:: Given information ::

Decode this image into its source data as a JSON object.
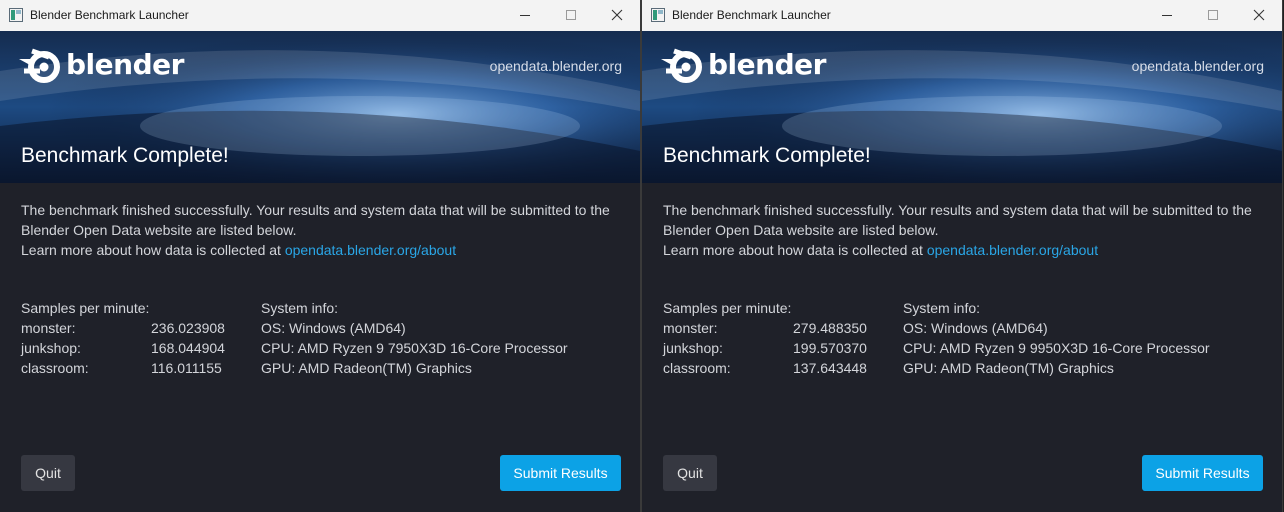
{
  "windows": [
    {
      "title": "Blender Benchmark Launcher",
      "logo_text": "blender",
      "site_link": "opendata.blender.org",
      "heading": "Benchmark Complete!",
      "paragraph_line1": "The benchmark finished successfully. Your results and system data that will be submitted to the",
      "paragraph_line2": "Blender Open Data website are listed below.",
      "learn_prefix": "Learn more about how data is collected at ",
      "learn_link": "opendata.blender.org/about",
      "samples_header": "Samples per minute:",
      "system_header": "System info:",
      "rows": [
        {
          "name": "monster:",
          "value": "236.023908",
          "info": "OS: Windows (AMD64)"
        },
        {
          "name": "junkshop:",
          "value": "168.044904",
          "info": "CPU: AMD Ryzen 9 7950X3D 16-Core Processor"
        },
        {
          "name": "classroom:",
          "value": "116.011155",
          "info": "GPU: AMD Radeon(TM) Graphics"
        }
      ],
      "quit_label": "Quit",
      "submit_label": "Submit Results"
    },
    {
      "title": "Blender Benchmark Launcher",
      "logo_text": "blender",
      "site_link": "opendata.blender.org",
      "heading": "Benchmark Complete!",
      "paragraph_line1": "The benchmark finished successfully. Your results and system data that will be submitted to the",
      "paragraph_line2": "Blender Open Data website are listed below.",
      "learn_prefix": "Learn more about how data is collected at ",
      "learn_link": "opendata.blender.org/about",
      "samples_header": "Samples per minute:",
      "system_header": "System info:",
      "rows": [
        {
          "name": "monster:",
          "value": "279.488350",
          "info": "OS: Windows (AMD64)"
        },
        {
          "name": "junkshop:",
          "value": "199.570370",
          "info": "CPU: AMD Ryzen 9 9950X3D 16-Core Processor"
        },
        {
          "name": "classroom:",
          "value": "137.643448",
          "info": "GPU: AMD Radeon(TM) Graphics"
        }
      ],
      "quit_label": "Quit",
      "submit_label": "Submit Results"
    }
  ],
  "colors": {
    "accent": "#0ca2e6",
    "link": "#2aa6e6",
    "background": "#1f2129"
  }
}
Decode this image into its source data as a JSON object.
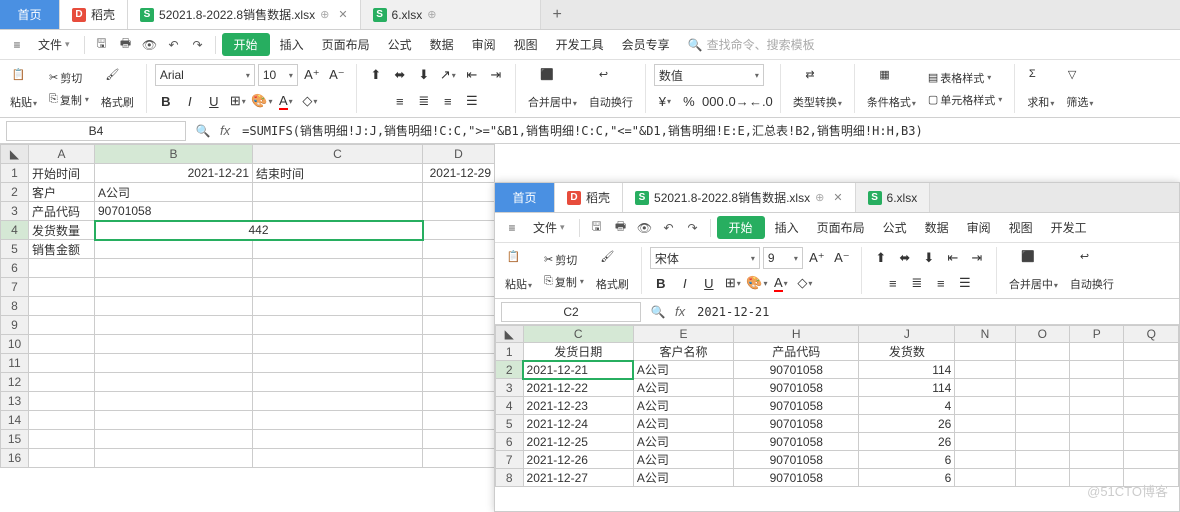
{
  "tabs": {
    "home": "首页",
    "dao": "稻壳",
    "file1": "52021.8-2022.8销售数据.xlsx",
    "file2": "6.xlsx"
  },
  "menu": {
    "file": "文件",
    "start": "开始",
    "insert": "插入",
    "layout": "页面布局",
    "formula": "公式",
    "data": "数据",
    "review": "审阅",
    "view": "视图",
    "dev": "开发工具",
    "member": "会员专享",
    "search_placeholder": "查找命令、搜索模板"
  },
  "ribbon": {
    "paste": "粘贴",
    "cut": "剪切",
    "copy": "复制",
    "format_painter": "格式刷",
    "font_arial": "Arial",
    "font_song": "宋体",
    "font_size_10": "10",
    "font_size_9": "9",
    "merge_center": "合并居中",
    "auto_wrap": "自动换行",
    "number_format": "数值",
    "type_convert": "类型转换",
    "cond_format": "条件格式",
    "table_style": "表格样式",
    "cell_style": "单元格样式",
    "sum": "求和",
    "filter": "筛选"
  },
  "left_sheet": {
    "namebox": "B4",
    "formula": "=SUMIFS(销售明细!J:J,销售明细!C:C,\">=\"&B1,销售明细!C:C,\"<=\"&D1,销售明细!E:E,汇总表!B2,销售明细!H:H,B3)",
    "cols": [
      "A",
      "B",
      "C",
      "D"
    ],
    "cells": {
      "A1": "开始时间",
      "B1": "2021-12-21",
      "C1": "结束时间",
      "D1": "2021-12-29",
      "A2": "客户",
      "B2": "A公司",
      "A3": "产品代码",
      "B3": "90701058",
      "A4": "发货数量",
      "B4": "442",
      "A5": "销售金额"
    }
  },
  "right_sheet": {
    "namebox": "C2",
    "formula": "2021-12-21",
    "cols": [
      "C",
      "E",
      "H",
      "J",
      "N",
      "O",
      "P",
      "Q"
    ],
    "headers": {
      "C": "发货日期",
      "E": "客户名称",
      "H": "产品代码",
      "J": "发货数"
    },
    "rows": [
      {
        "n": 2,
        "C": "2021-12-21",
        "E": "A公司",
        "H": "90701058",
        "J": "114"
      },
      {
        "n": 3,
        "C": "2021-12-22",
        "E": "A公司",
        "H": "90701058",
        "J": "114"
      },
      {
        "n": 4,
        "C": "2021-12-23",
        "E": "A公司",
        "H": "90701058",
        "J": "4"
      },
      {
        "n": 5,
        "C": "2021-12-24",
        "E": "A公司",
        "H": "90701058",
        "J": "26"
      },
      {
        "n": 6,
        "C": "2021-12-25",
        "E": "A公司",
        "H": "90701058",
        "J": "26"
      },
      {
        "n": 7,
        "C": "2021-12-26",
        "E": "A公司",
        "H": "90701058",
        "J": "6"
      },
      {
        "n": 8,
        "C": "2021-12-27",
        "E": "A公司",
        "H": "90701058",
        "J": "6"
      }
    ]
  },
  "watermark": "@51CTO博客"
}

:::

The problem: Repeat the records above exactly, leaving out the pictures.

Completed task:
Decode this image into its source data as a JSON object.
{
  "windows": [
    {
      "title": "Blender Benchmark Launcher",
      "logo_text": "blender",
      "site_link": "opendata.blender.org",
      "heading": "Benchmark Complete!",
      "paragraph_line1": "The benchmark finished successfully. Your results and system data that will be submitted to the",
      "paragraph_line2": "Blender Open Data website are listed below.",
      "learn_prefix": "Learn more about how data is collected at ",
      "learn_link": "opendata.blender.org/about",
      "samples_header": "Samples per minute:",
      "system_header": "System info:",
      "rows": [
        {
          "name": "monster:",
          "value": "236.023908",
          "info": "OS: Windows (AMD64)"
        },
        {
          "name": "junkshop:",
          "value": "168.044904",
          "info": "CPU: AMD Ryzen 9 7950X3D 16-Core Processor"
        },
        {
          "name": "classroom:",
          "value": "116.011155",
          "info": "GPU: AMD Radeon(TM) Graphics"
        }
      ],
      "quit_label": "Quit",
      "submit_label": "Submit Results"
    },
    {
      "title": "Blender Benchmark Launcher",
      "logo_text": "blender",
      "site_link": "opendata.blender.org",
      "heading": "Benchmark Complete!",
      "paragraph_line1": "The benchmark finished successfully. Your results and system data that will be submitted to the",
      "paragraph_line2": "Blender Open Data website are listed below.",
      "learn_prefix": "Learn more about how data is collected at ",
      "learn_link": "opendata.blender.org/about",
      "samples_header": "Samples per minute:",
      "system_header": "System info:",
      "rows": [
        {
          "name": "monster:",
          "value": "279.488350",
          "info": "OS: Windows (AMD64)"
        },
        {
          "name": "junkshop:",
          "value": "199.570370",
          "info": "CPU: AMD Ryzen 9 9950X3D 16-Core Processor"
        },
        {
          "name": "classroom:",
          "value": "137.643448",
          "info": "GPU: AMD Radeon(TM) Graphics"
        }
      ],
      "quit_label": "Quit",
      "submit_label": "Submit Results"
    }
  ],
  "colors": {
    "accent": "#0ca2e6",
    "link": "#2aa6e6",
    "background": "#1f2129"
  }
}
Decode this image into its source data as a JSON object.
{
  "tabs": {
    "home": "首页",
    "dao": "稻壳",
    "file1": "52021.8-2022.8销售数据.xlsx",
    "file2": "6.xlsx"
  },
  "menu": {
    "file": "文件",
    "start": "开始",
    "insert": "插入",
    "layout": "页面布局",
    "formula": "公式",
    "data": "数据",
    "review": "审阅",
    "view": "视图",
    "dev": "开发工具",
    "member": "会员专享",
    "search_placeholder": "查找命令、搜索模板"
  },
  "ribbon": {
    "paste": "粘贴",
    "cut": "剪切",
    "copy": "复制",
    "format_painter": "格式刷",
    "font_arial": "Arial",
    "font_song": "宋体",
    "font_size_10": "10",
    "font_size_9": "9",
    "merge_center": "合并居中",
    "auto_wrap": "自动换行",
    "number_format": "数值",
    "type_convert": "类型转换",
    "cond_format": "条件格式",
    "table_style": "表格样式",
    "cell_style": "单元格样式",
    "sum": "求和",
    "filter": "筛选"
  },
  "left_sheet": {
    "namebox": "B4",
    "formula": "=SUMIFS(销售明细!J:J,销售明细!C:C,\">=\"&B1,销售明细!C:C,\"<=\"&D1,销售明细!E:E,汇总表!B2,销售明细!H:H,B3)",
    "cols": [
      "A",
      "B",
      "C",
      "D"
    ],
    "cells": {
      "A1": "开始时间",
      "B1": "2021-12-21",
      "C1": "结束时间",
      "D1": "2021-12-29",
      "A2": "客户",
      "B2": "A公司",
      "A3": "产品代码",
      "B3": "90701058",
      "A4": "发货数量",
      "B4": "442",
      "A5": "销售金额"
    }
  },
  "right_sheet": {
    "namebox": "C2",
    "formula": "2021-12-21",
    "cols": [
      "C",
      "E",
      "H",
      "J",
      "N",
      "O",
      "P",
      "Q"
    ],
    "headers": {
      "C": "发货日期",
      "E": "客户名称",
      "H": "产品代码",
      "J": "发货数"
    },
    "rows": [
      {
        "n": 2,
        "C": "2021-12-21",
        "E": "A公司",
        "H": "90701058",
        "J": "114"
      },
      {
        "n": 3,
        "C": "2021-12-22",
        "E": "A公司",
        "H": "90701058",
        "J": "114"
      },
      {
        "n": 4,
        "C": "2021-12-23",
        "E": "A公司",
        "H": "90701058",
        "J": "4"
      },
      {
        "n": 5,
        "C": "2021-12-24",
        "E": "A公司",
        "H": "90701058",
        "J": "26"
      },
      {
        "n": 6,
        "C": "2021-12-25",
        "E": "A公司",
        "H": "90701058",
        "J": "26"
      },
      {
        "n": 7,
        "C": "2021-12-26",
        "E": "A公司",
        "H": "90701058",
        "J": "6"
      },
      {
        "n": 8,
        "C": "2021-12-27",
        "E": "A公司",
        "H": "90701058",
        "J": "6"
      }
    ]
  },
  "watermark": "@51CTO博客"
}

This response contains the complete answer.